*Prompt*:
Without skipping anything, write out each record below exactly.

*Task input*:
(begin)
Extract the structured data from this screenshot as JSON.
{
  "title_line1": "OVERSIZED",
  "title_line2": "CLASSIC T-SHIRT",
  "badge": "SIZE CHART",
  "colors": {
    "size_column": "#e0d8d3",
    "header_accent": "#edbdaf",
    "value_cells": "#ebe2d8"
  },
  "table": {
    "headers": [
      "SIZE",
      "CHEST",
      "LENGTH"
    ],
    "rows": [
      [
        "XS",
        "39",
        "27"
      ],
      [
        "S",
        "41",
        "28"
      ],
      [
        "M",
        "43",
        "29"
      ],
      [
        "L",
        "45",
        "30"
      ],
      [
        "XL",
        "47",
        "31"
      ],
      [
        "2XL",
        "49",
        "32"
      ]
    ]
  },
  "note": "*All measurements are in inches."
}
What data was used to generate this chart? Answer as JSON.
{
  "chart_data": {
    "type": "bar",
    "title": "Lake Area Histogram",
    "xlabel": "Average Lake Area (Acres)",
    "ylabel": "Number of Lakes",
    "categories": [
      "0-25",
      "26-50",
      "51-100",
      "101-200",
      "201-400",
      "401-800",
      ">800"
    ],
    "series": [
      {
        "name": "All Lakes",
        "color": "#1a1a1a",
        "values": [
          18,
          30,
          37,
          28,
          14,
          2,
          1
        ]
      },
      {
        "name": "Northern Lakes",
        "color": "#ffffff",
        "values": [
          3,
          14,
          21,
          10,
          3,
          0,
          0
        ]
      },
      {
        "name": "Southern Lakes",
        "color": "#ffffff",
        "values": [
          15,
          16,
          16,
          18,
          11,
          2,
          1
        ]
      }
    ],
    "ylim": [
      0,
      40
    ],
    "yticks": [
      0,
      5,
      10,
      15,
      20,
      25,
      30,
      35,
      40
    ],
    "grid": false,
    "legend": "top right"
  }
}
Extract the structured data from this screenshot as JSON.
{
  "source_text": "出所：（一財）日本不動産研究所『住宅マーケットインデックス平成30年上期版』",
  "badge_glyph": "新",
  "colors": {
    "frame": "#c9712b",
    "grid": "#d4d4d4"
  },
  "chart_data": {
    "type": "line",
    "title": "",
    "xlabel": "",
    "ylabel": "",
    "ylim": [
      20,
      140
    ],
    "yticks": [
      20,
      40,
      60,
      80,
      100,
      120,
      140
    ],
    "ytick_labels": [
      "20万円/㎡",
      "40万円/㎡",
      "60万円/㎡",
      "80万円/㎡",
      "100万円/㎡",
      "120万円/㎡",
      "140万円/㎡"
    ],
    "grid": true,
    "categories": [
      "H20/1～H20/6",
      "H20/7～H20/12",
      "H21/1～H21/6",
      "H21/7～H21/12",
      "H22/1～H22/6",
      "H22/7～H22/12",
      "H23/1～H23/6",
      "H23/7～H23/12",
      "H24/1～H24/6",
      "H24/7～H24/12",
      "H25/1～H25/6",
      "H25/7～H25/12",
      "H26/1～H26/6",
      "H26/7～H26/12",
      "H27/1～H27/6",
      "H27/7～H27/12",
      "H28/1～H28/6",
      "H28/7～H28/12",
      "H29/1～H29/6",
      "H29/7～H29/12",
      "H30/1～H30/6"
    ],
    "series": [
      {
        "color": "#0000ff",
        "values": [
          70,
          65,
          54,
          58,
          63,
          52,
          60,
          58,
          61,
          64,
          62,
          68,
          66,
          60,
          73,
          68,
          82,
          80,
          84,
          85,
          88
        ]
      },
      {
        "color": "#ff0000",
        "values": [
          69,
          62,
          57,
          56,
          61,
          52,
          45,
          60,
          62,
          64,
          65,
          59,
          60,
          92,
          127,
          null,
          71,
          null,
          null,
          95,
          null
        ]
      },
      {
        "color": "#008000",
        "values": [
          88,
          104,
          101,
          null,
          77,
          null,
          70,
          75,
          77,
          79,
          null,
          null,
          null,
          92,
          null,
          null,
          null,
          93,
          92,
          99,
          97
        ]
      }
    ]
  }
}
(end)
*Solution to this exercise*:
Extract the structured data from this screenshot as JSON.
{
  "title_line1": "OVERSIZED",
  "title_line2": "CLASSIC T-SHIRT",
  "badge": "SIZE CHART",
  "colors": {
    "size_column": "#e0d8d3",
    "header_accent": "#edbdaf",
    "value_cells": "#ebe2d8"
  },
  "table": {
    "headers": [
      "SIZE",
      "CHEST",
      "LENGTH"
    ],
    "rows": [
      [
        "XS",
        "39",
        "27"
      ],
      [
        "S",
        "41",
        "28"
      ],
      [
        "M",
        "43",
        "29"
      ],
      [
        "L",
        "45",
        "30"
      ],
      [
        "XL",
        "47",
        "31"
      ],
      [
        "2XL",
        "49",
        "32"
      ]
    ]
  },
  "note": "*All measurements are in inches."
}
What data was used to generate this chart? Answer as JSON.
{
  "chart_data": {
    "type": "bar",
    "title": "Lake Area Histogram",
    "xlabel": "Average Lake Area (Acres)",
    "ylabel": "Number of Lakes",
    "categories": [
      "0-25",
      "26-50",
      "51-100",
      "101-200",
      "201-400",
      "401-800",
      ">800"
    ],
    "series": [
      {
        "name": "All Lakes",
        "color": "#1a1a1a",
        "values": [
          18,
          30,
          37,
          28,
          14,
          2,
          1
        ]
      },
      {
        "name": "Northern Lakes",
        "color": "#ffffff",
        "values": [
          3,
          14,
          21,
          10,
          3,
          0,
          0
        ]
      },
      {
        "name": "Southern Lakes",
        "color": "#ffffff",
        "values": [
          15,
          16,
          16,
          18,
          11,
          2,
          1
        ]
      }
    ],
    "ylim": [
      0,
      40
    ],
    "yticks": [
      0,
      5,
      10,
      15,
      20,
      25,
      30,
      35,
      40
    ],
    "grid": false,
    "legend": "top right"
  }
}
Extract the structured data from this screenshot as JSON.
{
  "source_text": "出所：（一財）日本不動産研究所『住宅マーケットインデックス平成30年上期版』",
  "badge_glyph": "新",
  "colors": {
    "frame": "#c9712b",
    "grid": "#d4d4d4"
  },
  "chart_data": {
    "type": "line",
    "title": "",
    "xlabel": "",
    "ylabel": "",
    "ylim": [
      20,
      140
    ],
    "yticks": [
      20,
      40,
      60,
      80,
      100,
      120,
      140
    ],
    "ytick_labels": [
      "20万円/㎡",
      "40万円/㎡",
      "60万円/㎡",
      "80万円/㎡",
      "100万円/㎡",
      "120万円/㎡",
      "140万円/㎡"
    ],
    "grid": true,
    "categories": [
      "H20/1～H20/6",
      "H20/7～H20/12",
      "H21/1～H21/6",
      "H21/7～H21/12",
      "H22/1～H22/6",
      "H22/7～H22/12",
      "H23/1～H23/6",
      "H23/7～H23/12",
      "H24/1～H24/6",
      "H24/7～H24/12",
      "H25/1～H25/6",
      "H25/7～H25/12",
      "H26/1～H26/6",
      "H26/7～H26/12",
      "H27/1～H27/6",
      "H27/7～H27/12",
      "H28/1～H28/6",
      "H28/7～H28/12",
      "H29/1～H29/6",
      "H29/7～H29/12",
      "H30/1～H30/6"
    ],
    "series": [
      {
        "color": "#0000ff",
        "values": [
          70,
          65,
          54,
          58,
          63,
          52,
          60,
          58,
          61,
          64,
          62,
          68,
          66,
          60,
          73,
          68,
          82,
          80,
          84,
          85,
          88
        ]
      },
      {
        "color": "#ff0000",
        "values": [
          69,
          62,
          57,
          56,
          61,
          52,
          45,
          60,
          62,
          64,
          65,
          59,
          60,
          92,
          127,
          null,
          71,
          null,
          null,
          95,
          null
        ]
      },
      {
        "color": "#008000",
        "values": [
          88,
          104,
          101,
          null,
          77,
          null,
          70,
          75,
          77,
          79,
          null,
          null,
          null,
          92,
          null,
          null,
          null,
          93,
          92,
          99,
          97
        ]
      }
    ]
  }
}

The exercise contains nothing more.